__What is asked__. Extract every one of the lines below and reproduce them verbatim, in the same order.

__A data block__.

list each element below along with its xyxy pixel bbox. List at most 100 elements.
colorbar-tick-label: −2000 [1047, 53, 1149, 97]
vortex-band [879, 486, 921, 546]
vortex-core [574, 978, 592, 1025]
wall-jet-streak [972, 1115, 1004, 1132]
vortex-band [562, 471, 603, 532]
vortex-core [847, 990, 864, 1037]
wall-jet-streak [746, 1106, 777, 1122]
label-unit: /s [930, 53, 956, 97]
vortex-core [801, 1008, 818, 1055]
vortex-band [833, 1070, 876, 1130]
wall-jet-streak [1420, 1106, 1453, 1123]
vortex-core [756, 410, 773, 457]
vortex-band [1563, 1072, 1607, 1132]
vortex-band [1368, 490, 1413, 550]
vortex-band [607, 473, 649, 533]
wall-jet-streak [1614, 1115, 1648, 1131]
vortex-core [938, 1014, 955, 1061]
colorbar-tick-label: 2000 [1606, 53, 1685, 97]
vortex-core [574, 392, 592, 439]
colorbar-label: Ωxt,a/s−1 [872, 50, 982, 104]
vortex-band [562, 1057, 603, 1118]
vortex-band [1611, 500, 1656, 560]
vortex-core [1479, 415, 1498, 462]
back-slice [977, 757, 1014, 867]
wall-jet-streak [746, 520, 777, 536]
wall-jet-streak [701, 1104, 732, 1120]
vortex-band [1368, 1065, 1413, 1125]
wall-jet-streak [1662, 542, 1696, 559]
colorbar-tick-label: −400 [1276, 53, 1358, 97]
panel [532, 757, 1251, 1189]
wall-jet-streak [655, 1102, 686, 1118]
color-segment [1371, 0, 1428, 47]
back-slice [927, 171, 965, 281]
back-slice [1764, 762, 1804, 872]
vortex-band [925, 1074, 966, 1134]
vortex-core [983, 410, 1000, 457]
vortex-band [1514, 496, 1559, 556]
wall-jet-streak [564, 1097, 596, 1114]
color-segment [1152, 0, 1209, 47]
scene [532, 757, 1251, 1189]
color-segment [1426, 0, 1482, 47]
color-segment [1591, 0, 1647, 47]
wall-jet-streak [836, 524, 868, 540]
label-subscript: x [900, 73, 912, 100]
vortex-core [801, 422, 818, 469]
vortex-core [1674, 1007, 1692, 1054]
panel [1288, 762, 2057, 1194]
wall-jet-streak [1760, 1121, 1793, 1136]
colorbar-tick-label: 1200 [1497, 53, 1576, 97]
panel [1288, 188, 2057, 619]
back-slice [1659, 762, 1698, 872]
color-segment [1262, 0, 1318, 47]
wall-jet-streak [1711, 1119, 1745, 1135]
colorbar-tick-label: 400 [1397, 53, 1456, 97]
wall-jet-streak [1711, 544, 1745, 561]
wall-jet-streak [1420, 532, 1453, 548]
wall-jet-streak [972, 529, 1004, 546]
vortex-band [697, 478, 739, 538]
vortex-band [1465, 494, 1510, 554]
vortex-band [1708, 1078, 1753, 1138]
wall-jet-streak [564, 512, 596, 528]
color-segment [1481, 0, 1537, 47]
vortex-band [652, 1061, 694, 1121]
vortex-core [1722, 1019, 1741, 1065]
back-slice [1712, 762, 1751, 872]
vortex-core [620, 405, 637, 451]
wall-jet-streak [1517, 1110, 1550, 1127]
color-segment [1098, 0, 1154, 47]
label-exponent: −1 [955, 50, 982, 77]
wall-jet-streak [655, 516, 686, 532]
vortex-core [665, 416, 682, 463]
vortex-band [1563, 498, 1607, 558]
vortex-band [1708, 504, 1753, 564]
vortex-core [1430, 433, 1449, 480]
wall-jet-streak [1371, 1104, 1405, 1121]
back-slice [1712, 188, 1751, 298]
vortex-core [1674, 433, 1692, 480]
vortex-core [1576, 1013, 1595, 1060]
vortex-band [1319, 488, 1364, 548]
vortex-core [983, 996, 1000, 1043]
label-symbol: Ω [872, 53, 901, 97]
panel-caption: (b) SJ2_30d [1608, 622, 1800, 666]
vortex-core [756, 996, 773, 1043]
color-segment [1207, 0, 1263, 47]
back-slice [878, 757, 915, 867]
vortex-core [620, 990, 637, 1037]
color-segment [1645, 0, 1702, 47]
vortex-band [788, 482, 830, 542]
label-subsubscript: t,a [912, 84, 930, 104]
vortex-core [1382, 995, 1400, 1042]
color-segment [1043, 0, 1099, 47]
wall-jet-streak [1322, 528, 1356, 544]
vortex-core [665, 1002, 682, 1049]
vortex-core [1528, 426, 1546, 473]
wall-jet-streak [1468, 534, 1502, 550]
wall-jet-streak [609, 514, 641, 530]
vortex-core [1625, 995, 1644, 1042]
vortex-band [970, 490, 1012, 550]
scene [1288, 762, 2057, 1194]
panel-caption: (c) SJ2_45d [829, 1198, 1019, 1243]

__Answer for this exercise__.
list each element below along with its xyxy pixel bbox. List at most 100 elements.
colorbar-tick-label: −2000 [1047, 53, 1149, 97]
vortex-band [879, 486, 921, 546]
vortex-core [574, 978, 592, 1025]
wall-jet-streak [972, 1115, 1004, 1132]
vortex-band [562, 471, 603, 532]
vortex-core [847, 990, 864, 1037]
wall-jet-streak [746, 1106, 777, 1122]
label-unit: /s [930, 53, 956, 97]
vortex-core [801, 1008, 818, 1055]
vortex-band [833, 1070, 876, 1130]
wall-jet-streak [1420, 1106, 1453, 1123]
vortex-core [756, 410, 773, 457]
vortex-band [1563, 1072, 1607, 1132]
vortex-band [1368, 490, 1413, 550]
vortex-band [607, 473, 649, 533]
wall-jet-streak [1614, 1115, 1648, 1131]
vortex-core [938, 1014, 955, 1061]
colorbar-tick-label: 2000 [1606, 53, 1685, 97]
vortex-core [574, 392, 592, 439]
colorbar-label: Ωxt,a/s−1 [872, 50, 982, 104]
vortex-band [562, 1057, 603, 1118]
vortex-band [1611, 500, 1656, 560]
vortex-core [1479, 415, 1498, 462]
back-slice [977, 757, 1014, 867]
wall-jet-streak [746, 520, 777, 536]
wall-jet-streak [701, 1104, 732, 1120]
vortex-band [1368, 1065, 1413, 1125]
wall-jet-streak [1662, 542, 1696, 559]
colorbar-tick-label: −400 [1276, 53, 1358, 97]
panel [532, 757, 1251, 1189]
wall-jet-streak [655, 1102, 686, 1118]
color-segment [1371, 0, 1428, 47]
back-slice [927, 171, 965, 281]
back-slice [1764, 762, 1804, 872]
vortex-band [925, 1074, 966, 1134]
vortex-core [983, 410, 1000, 457]
vortex-band [1514, 496, 1559, 556]
wall-jet-streak [564, 1097, 596, 1114]
color-segment [1152, 0, 1209, 47]
scene [532, 757, 1251, 1189]
color-segment [1426, 0, 1482, 47]
color-segment [1591, 0, 1647, 47]
wall-jet-streak [836, 524, 868, 540]
label-subscript: x [900, 73, 912, 100]
vortex-core [801, 422, 818, 469]
vortex-core [1674, 1007, 1692, 1054]
panel [1288, 762, 2057, 1194]
wall-jet-streak [1760, 1121, 1793, 1136]
colorbar-tick-label: 1200 [1497, 53, 1576, 97]
panel [1288, 188, 2057, 619]
back-slice [1659, 762, 1698, 872]
color-segment [1262, 0, 1318, 47]
wall-jet-streak [1711, 1119, 1745, 1135]
colorbar-tick-label: 400 [1397, 53, 1456, 97]
wall-jet-streak [1711, 544, 1745, 561]
wall-jet-streak [1420, 532, 1453, 548]
wall-jet-streak [972, 529, 1004, 546]
vortex-band [697, 478, 739, 538]
vortex-band [1465, 494, 1510, 554]
vortex-band [1708, 1078, 1753, 1138]
wall-jet-streak [564, 512, 596, 528]
color-segment [1481, 0, 1537, 47]
vortex-band [652, 1061, 694, 1121]
vortex-core [1722, 1019, 1741, 1065]
back-slice [1712, 762, 1751, 872]
vortex-core [620, 405, 637, 451]
wall-jet-streak [1517, 1110, 1550, 1127]
color-segment [1098, 0, 1154, 47]
label-exponent: −1 [955, 50, 982, 77]
wall-jet-streak [655, 516, 686, 532]
vortex-core [665, 416, 682, 463]
vortex-band [1563, 498, 1607, 558]
vortex-band [1708, 504, 1753, 564]
vortex-core [1430, 433, 1449, 480]
wall-jet-streak [1371, 1104, 1405, 1121]
back-slice [1712, 188, 1751, 298]
vortex-core [1674, 433, 1692, 480]
vortex-core [1576, 1013, 1595, 1060]
vortex-band [1319, 488, 1364, 548]
vortex-core [983, 996, 1000, 1043]
label-symbol: Ω [872, 53, 901, 97]
panel-caption: (b) SJ2_30d [1608, 622, 1800, 666]
vortex-core [756, 996, 773, 1043]
color-segment [1207, 0, 1263, 47]
back-slice [878, 757, 915, 867]
vortex-core [620, 990, 637, 1037]
color-segment [1645, 0, 1702, 47]
vortex-band [788, 482, 830, 542]
label-subsubscript: t,a [912, 84, 930, 104]
vortex-core [1382, 995, 1400, 1042]
color-segment [1043, 0, 1099, 47]
wall-jet-streak [1322, 528, 1356, 544]
vortex-core [665, 1002, 682, 1049]
vortex-core [1528, 426, 1546, 473]
wall-jet-streak [1468, 534, 1502, 550]
wall-jet-streak [609, 514, 641, 530]
vortex-core [1625, 995, 1644, 1042]
vortex-band [970, 490, 1012, 550]
scene [1288, 762, 2057, 1194]
panel-caption: (c) SJ2_45d [829, 1198, 1019, 1243]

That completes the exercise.